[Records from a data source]
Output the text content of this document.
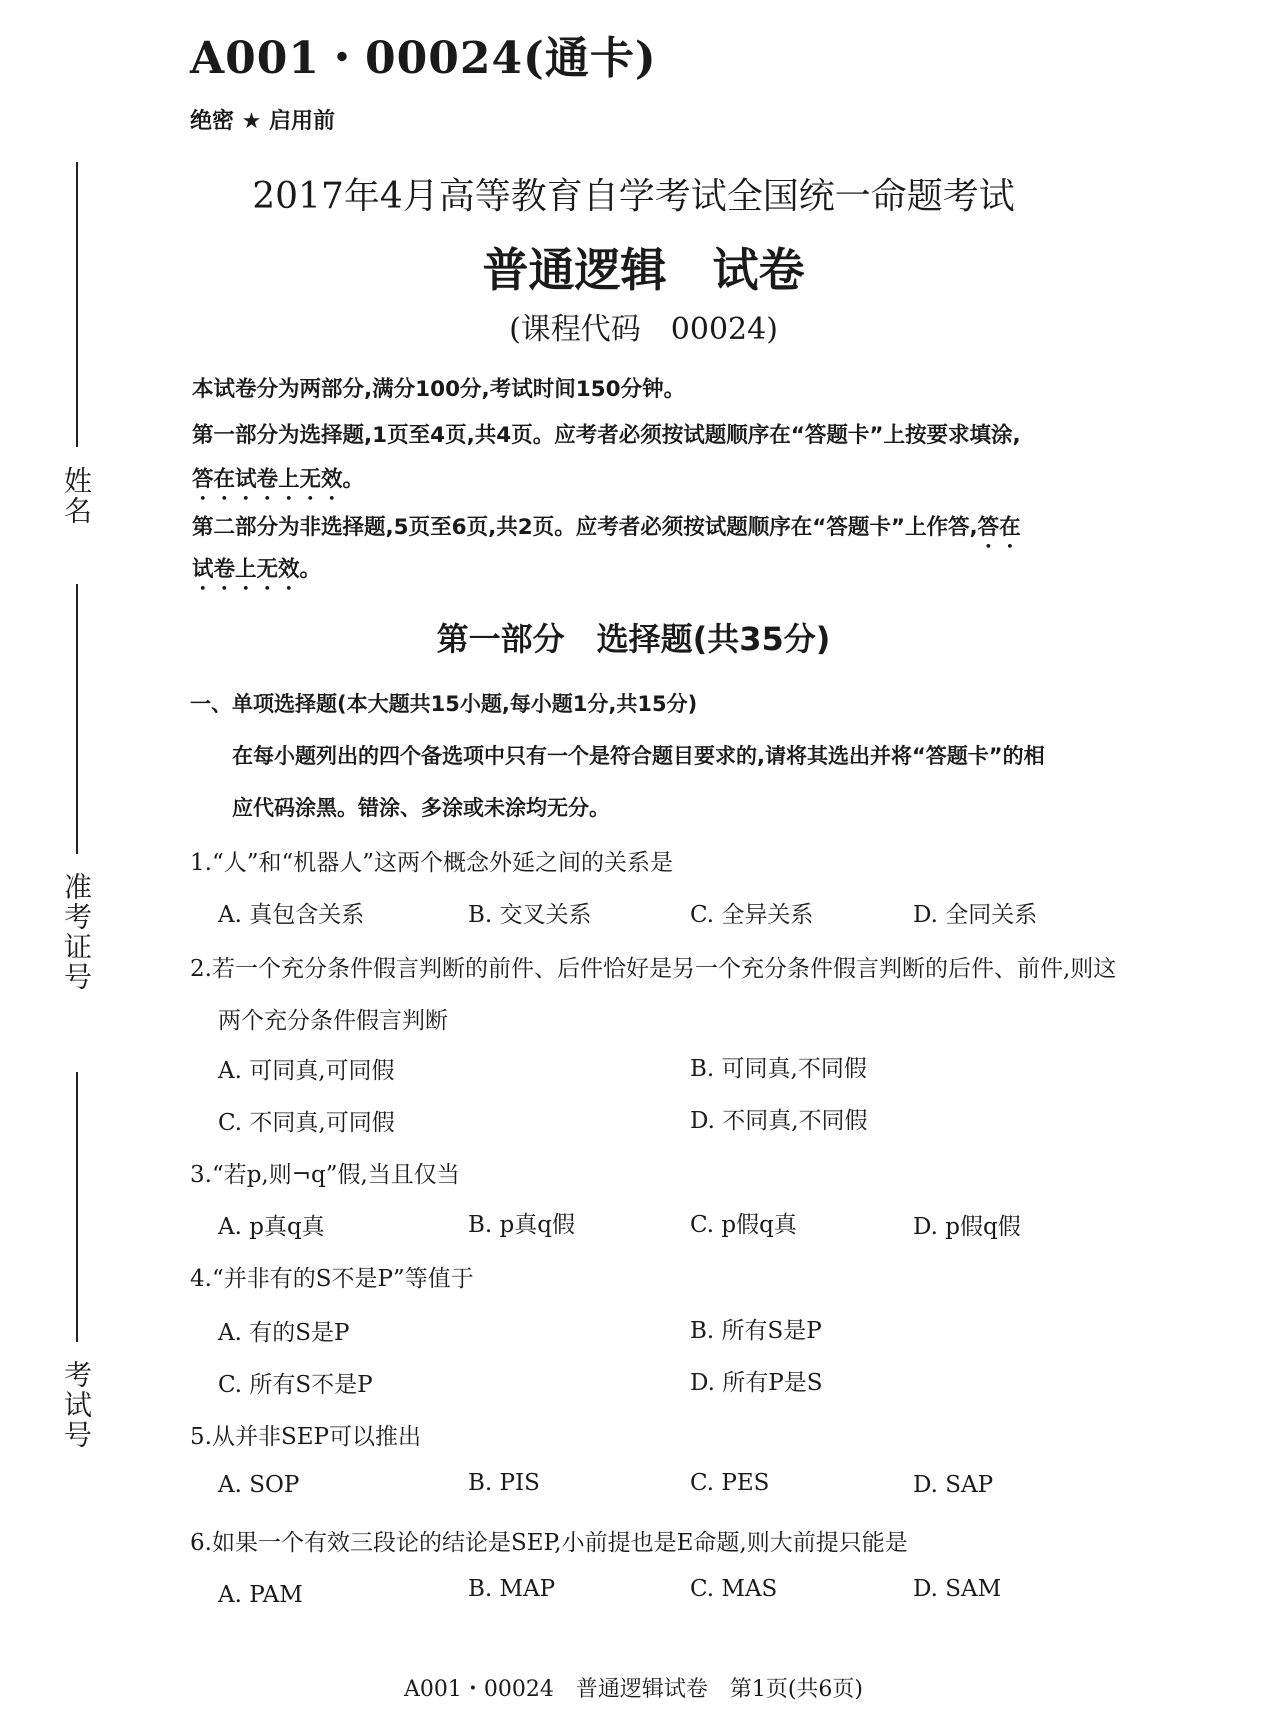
姓名
准考证号
考试号
A001・00024(通卡)
绝密 ★ 启用前
2017年4月高等教育自学考试全国统一命题考试
普通逻辑　试卷
(课程代码　00024)
本试卷分为两部分,满分100分,考试时间150分钟。
第一部分为选择题,1页至4页,共4页。应考者必须按试题顺序在“答题卡”上按要求填涂,
答在试卷上无效。
第二部分为非选择题,5页至6页,共2页。应考者必须按试题顺序在“答题卡”上作答,答在
试卷上无效。
第一部分　选择题(共35分)
一、单项选择题(本大题共15小题,每小题1分,共15分)
在每小题列出的四个备选项中只有一个是符合题目要求的,请将其选出并将“答题卡”的相
应代码涂黑。错涂、多涂或未涂均无分。
1.“人”和“机器人”这两个概念外延之间的关系是
A. 真包含关系	B. 交叉关系	C. 全异关系	D. 全同关系
2.若一个充分条件假言判断的前件、后件恰好是另一个充分条件假言判断的后件、前件,则这
两个充分条件假言判断
A. 可同真,可同假	B. 可同真,不同假
C. 不同真,可同假	D. 不同真,不同假
3.“若p,则¬q”假,当且仅当
A. p真q真	B. p真q假	C. p假q真	D. p假q假
4.“并非有的S不是P”等值于
A. 有的S是P	B. 所有S是P
C. 所有S不是P	D. 所有P是S
5.从并非SEP可以推出
A. SOP	B. PIS	C. PES	D. SAP
6.如果一个有效三段论的结论是SEP,小前提也是E命题,则大前提只能是
A. PAM	B. MAP	C. MAS	D. SAM
A001・00024　普通逻辑试卷　第1页(共6页)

Required work => Filter the listing above by the word "应考者必须按试题顺序在"; copy each line that passes.

Task solution =>
第一部分为选择题,1页至4页,共4页。应考者必须按试题顺序在“答题卡”上按要求填涂,
第二部分为非选择题,5页至6页,共2页。应考者必须按试题顺序在“答题卡”上作答,答在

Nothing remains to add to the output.